### RECORDS SHOWN
....

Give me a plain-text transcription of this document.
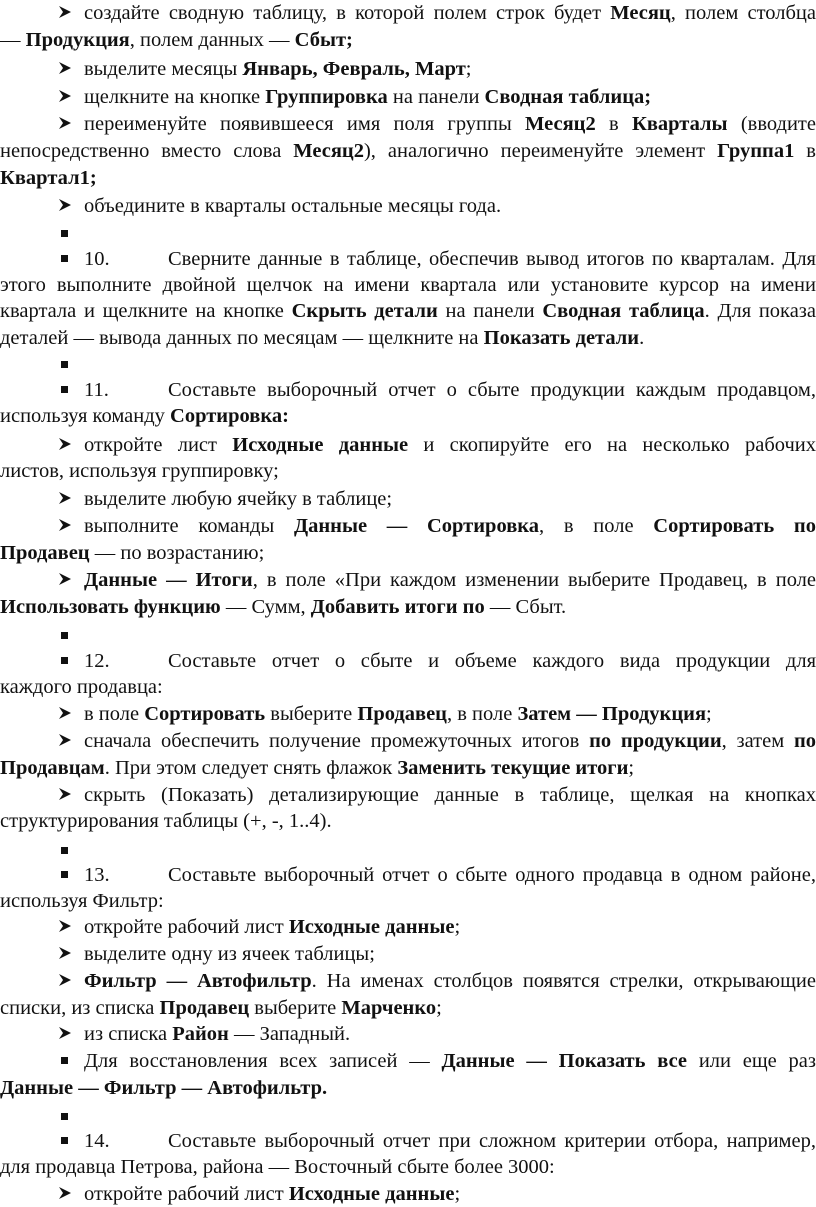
создайте сводную таблицу, в которой полем строк будет Месяц, полем столбца
— Продукция, полем данных — Сбыт;
выделите месяцы Январь, Февраль, Март;
щелкните на кнопке Группировка на панели Сводная таблица;
переименуйте появившееся имя поля группы Месяц2 в Кварталы (вводите
непосредственно вместо слова Месяц2), аналогично переименуйте элемент Группа1 в
Квартал1;
объедините в кварталы остальные месяцы года.
10.	Сверните данные в таблице, обеспечив вывод итогов по кварталам. Для
этого выполните двойной щелчок на имени квартала или установите курсор на имени
квартала и щелкните на кнопке Скрыть детали на панели Сводная таблица. Для показа
деталей — вывода данных по месяцам — щелкните на Показать детали.
11.	Составьте выборочный отчет о сбыте продукции каждым продавцом,
используя команду Сортировка:
откройте лист Исходные данные и скопируйте его на несколько рабочих
листов, используя группировку;
выделите любую ячейку в таблице;
выполните команды Данные — Сортировка, в поле Сортировать по
Продавец — по возрастанию;
Данные — Итоги, в поле «При каждом изменении выберите Продавец, в поле
Использовать функцию — Сумм, Добавить итоги по — Сбыт.
12.	Составьте отчет о сбыте и объеме каждого вида продукции для
каждого продавца:
в поле Сортировать выберите Продавец, в поле Затем — Продукция;
сначала обеспечить получение промежуточных итогов по продукции, затем по
Продавцам. При этом следует снять флажок Заменить текущие итоги;
скрыть (Показать) детализирующие данные в таблице, щелкая на кнопках
структурирования таблицы (+, -, 1..4).
13.	Составьте выборочный отчет о сбыте одного продавца в одном районе,
используя Фильтр:
откройте рабочий лист Исходные данные;
выделите одну из ячеек таблицы;
Фильтр — Автофильтр. На именах столбцов появятся стрелки, открывающие
списки, из списка Продавец выберите Марченко;
из списка Район — Западный.
Для восстановления всех записей — Данные — Показать все или еще раз
Данные — Фильтр — Автофильтр.
14.	Составьте выборочный отчет при сложном критерии отбора, например,
для продавца Петрова, района — Восточный сбыте более 3000:
откройте рабочий лист Исходные данные;
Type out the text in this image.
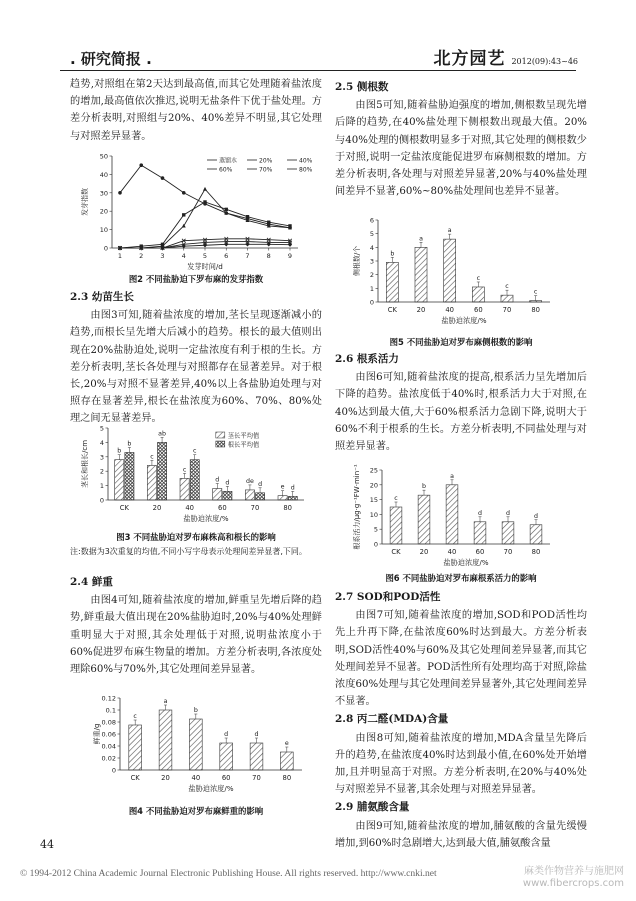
. 研究简报 .	北方园艺 2012(09):43~46

趋势,对照组在第2天达到最高值,而其它处理随着盐浓度的增加,最高值依次推迟,说明无盐条件下优于盐处理。方差分析表明,对照组与20%、40%差异不明显,其它处理与对照差异显著。

0
10
20
30
40
50
发芽指数
发芽时间/d
1	2	3	4	5	6	7	8	9
蒸馏水	20%	40%
60%	70%	80%
图2 不同盐胁迫下罗布麻的发芽指数
2.3 幼苗生长

由图3可知,随着盐浓度的增加,茎长呈现逐渐减小的趋势,而根长呈先增大后减小的趋势。根长的最大值则出现在20%盐胁迫处,说明一定盐浓度有利于根的生长。方差分析表明,茎长各处理与对照都存在显著差异。对于根长,20%与对照不显著差异,40%以上各盐胁迫处理与对照存在显著差异,根长在盐浓度为60%、70%、80%处理之间无显著差异。

0
1
2
3
4
5
茎长和根长/cm
盐胁迫浓度/%
CK	20	40	60	70	80
b
c
c
d	de
e
b
ab
c
d	d
d
茎长平均值
根长平均值
图3 不同盐胁迫对罗布麻株高和根长的影响
注:数据为3次重复的均值,不同小写字母表示处理间差异显著,下同。
2.4 鲜重

由图4可知,随着盐浓度的增加,鲜重呈先增后降的趋势,鲜重最大值出现在20%盐胁迫时,20%与40%处理鲜重明显大于对照,其余处理低于对照,说明盐浓度小于60%促进罗布麻生物量的增加。方差分析表明,各浓度处理除60%与70%外,其它处理间差异显著。

0
0.02
0.04
0.06
0.08
0.1
0.12
鲜重/g
盐胁迫浓度/%
CK	20	40	60	70	80
c
a
b
d	d
e
图4 不同盐胁迫对罗布麻鲜重的影响
2.5 侧根数

由图5可知,随着盐胁迫强度的增加,侧根数呈现先增后降的趋势,在40%盐处理下侧根数出现最大值。20%与40%处理的侧根数明显多于对照,其它处理的侧根数少于对照,说明一定盐浓度能促进罗布麻侧根数的增加。方差分析表明,各处理与对照差异显著,20%与40%盐处理间差异不显著,60%~80%盐处理间也差异不显著。

0
1
2
3
4
5
6
侧根数/个
盐胁迫浓度/%
CK	20	40	60	70	80
b
a
a
c
c
c
图5 不同盐胁迫对罗布麻侧根数的影响
2.6 根系活力

由图6可知,随着盐浓度的提高,根系活力呈先增加后下降的趋势。盐浓度低于40%时,根系活力大于对照,在40%达到最大值,大于60%根系活力急剧下降,说明大于60%不利于根系的生长。方差分析表明,不同盐处理与对照差异显著。

0
5
10
15
20
25
根系活力/μg·g⁻¹FW·min⁻¹
盐胁迫浓度/%
CK	20	40	60	70	80
c
b
a
d	d	d
图6 不同盐胁迫对罗布麻根系活力的影响
2.7 SOD和POD活性

由图7可知,随着盐浓度的增加,SOD和POD活性均先上升再下降,在盐浓度60%时达到最大。方差分析表明,SOD活性40%与60%及其它处理间差异显著,而其它处理间差异不显著。POD活性所有处理均高于对照,除盐浓度60%处理与其它处理间差异显著外,其它处理间差异不显著。

2.8 丙二醛(MDA)含量

由图8可知,随着盐浓度的增加,MDA含量呈先降后升的趋势,在盐浓度40%时达到最小值,在60%处开始增加,且并明显高于对照。方差分析表明,在20%与40%处与对照差异不显著,其余处理与对照差异显著。

2.9 脯氨酸含量

由图9可知,随着盐浓度的增加,脯氨酸的含量先缓慢增加,到60%时急剧增大,达到最大值,脯氨酸含量

44
© 1994-2012 China Academic Journal Electronic Publishing House. All rights reserved. http://www.cnki.net	麻类作物营养与施肥网 www.fibercrops.com
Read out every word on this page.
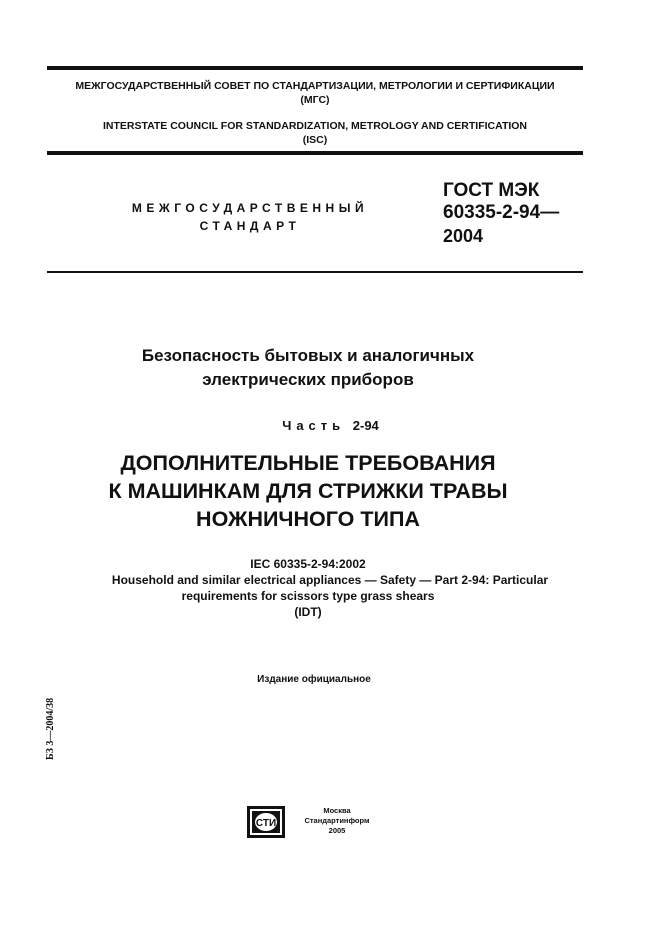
МЕЖГОСУДАРСТВЕННЫЙ СОВЕТ ПО СТАНДАРТИЗАЦИИ, МЕТРОЛОГИИ И СЕРТИФИКАЦИИ
(МГС)
INTERSTATE COUNCIL FOR STANDARDIZATION, METROLOGY AND CERTIFICATION
(ISC)
МЕЖГОСУДАРСТВЕННЫЙ
СТАНДАРТ
ГОСТ МЭК
60335-2-94—
2004
Безопасность бытовых и аналогичных
электрических приборов
Часть 2-94
ДОПОЛНИТЕЛЬНЫЕ ТРЕБОВАНИЯ
К МАШИНКАМ ДЛЯ СТРИЖКИ ТРАВЫ
НОЖНИЧНОГО ТИПА
IEC 60335-2-94:2002
Household and similar electrical appliances — Safety — Part 2-94: Particular
requirements for scissors type grass shears
(IDT)
Издание официальное
БЗ 3—2004/38
СТИ
Москва
Стандартинформ
2005
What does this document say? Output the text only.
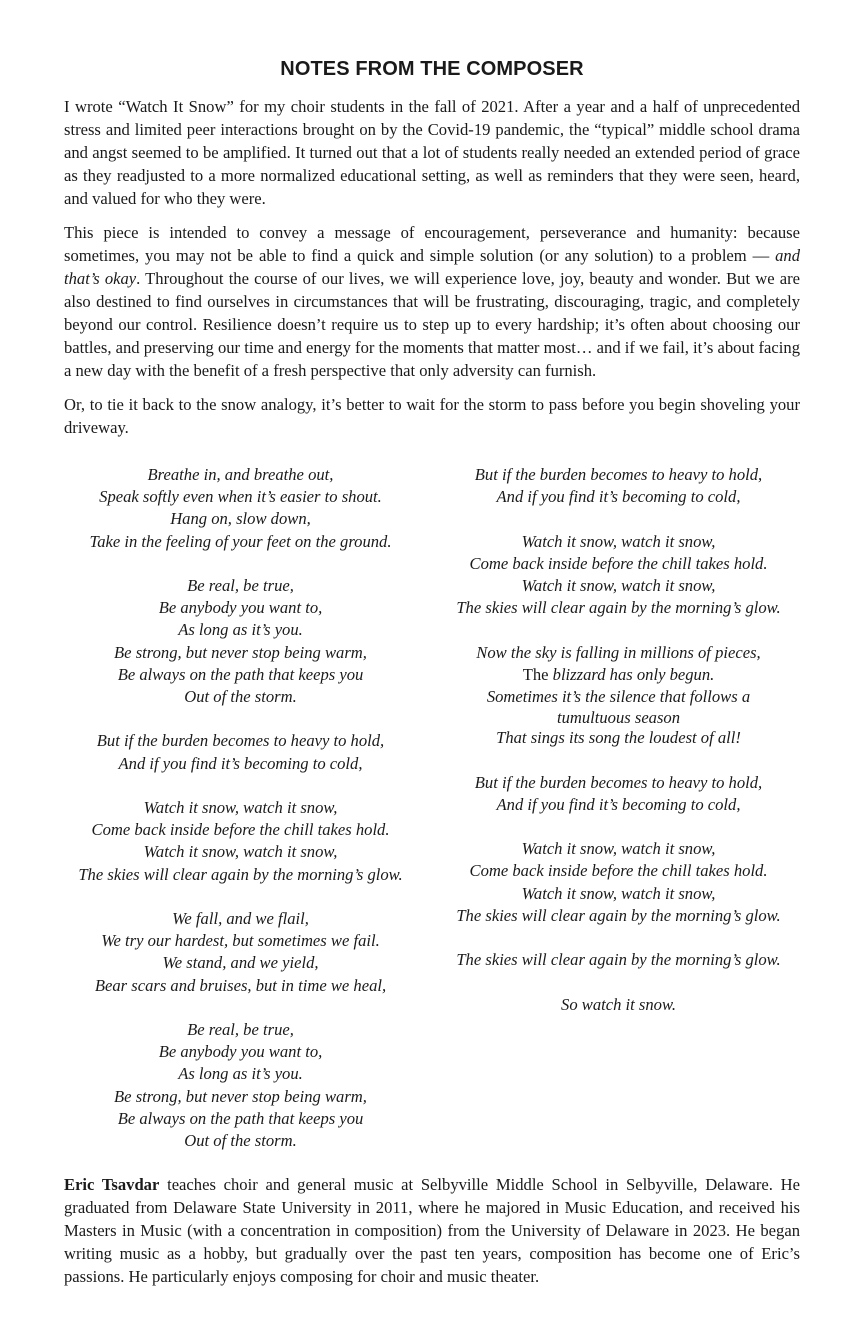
NOTES FROM THE COMPOSER

I wrote “Watch It Snow” for my choir students in the fall of 2021. After a year and a half of unprecedented stress and limited peer interactions brought on by the Covid-19 pandemic, the “typical” middle school drama and angst seemed to be amplified. It turned out that a lot of students really needed an extended period of grace as they readjusted to a more normalized educational setting, as well as reminders that they were seen, heard, and valued for who they were.

This piece is intended to convey a message of encouragement, perseverance and humanity: because sometimes, you may not be able to find a quick and simple solution (or any solution) to a problem — and that’s okay. Throughout the course of our lives, we will experience love, joy, beauty and wonder. But we are also destined to find ourselves in circumstances that will be frustrating, discouraging, tragic, and completely beyond our control. Resilience doesn’t require us to step up to every hardship; it’s often about choosing our battles, and preserving our time and energy for the moments that matter most… and if we fail, it’s about facing a new day with the benefit of a fresh perspective that only adversity can furnish.

Or, to tie it back to the snow analogy, it’s better to wait for the storm to pass before you begin shoveling your driveway.

Breathe in, and breathe out,
Speak softly even when it’s easier to shout.
Hang on, slow down,
Take in the feeling of your feet on the ground.
Be real, be true,
Be anybody you want to,
As long as it’s you.
Be strong, but never stop being warm,
Be always on the path that keeps you
Out of the storm.
But if the burden becomes to heavy to hold,
And if you find it’s becoming to cold,
Watch it snow, watch it snow,
Come back inside before the chill takes hold.
Watch it snow, watch it snow,
The skies will clear again by the morning’s glow.
We fall, and we flail,
We try our hardest, but sometimes we fail.
We stand, and we yield,
Bear scars and bruises, but in time we heal,
Be real, be true,
Be anybody you want to,
As long as it’s you.
Be strong, but never stop being warm,
Be always on the path that keeps you
Out of the storm.
But if the burden becomes to heavy to hold,
And if you find it’s becoming to cold,
Watch it snow, watch it snow,
Come back inside before the chill takes hold.
Watch it snow, watch it snow,
The skies will clear again by the morning’s glow.
Now the sky is falling in millions of pieces,
The blizzard has only begun.
Sometimes it’s the silence that follows a
tumultuous season
That sings its song the loudest of all!
But if the burden becomes to heavy to hold,
And if you find it’s becoming to cold,
Watch it snow, watch it snow,
Come back inside before the chill takes hold.
Watch it snow, watch it snow,
The skies will clear again by the morning’s glow.
The skies will clear again by the morning’s glow.
So watch it snow.

Eric Tsavdar teaches choir and general music at Selbyville Middle School in Selbyville, Delaware. He graduated from Delaware State University in 2011, where he majored in Music Education, and received his Masters in Music (with a concentration in composition) from the University of Delaware in 2023. He began writing music as a hobby, but gradually over the past ten years, composition has become one of Eric’s passions. He particularly enjoys composing for choir and music theater.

....

### INSTRUCTIONS FOR THE TASK
Pull out the lines above in which the word "панели" appears.

### ANSWER
щелкните на кнопке Группировка на панели Сводная таблица;
квартала и щелкните на кнопке Скрыть детали на панели Сводная таблица. Для показа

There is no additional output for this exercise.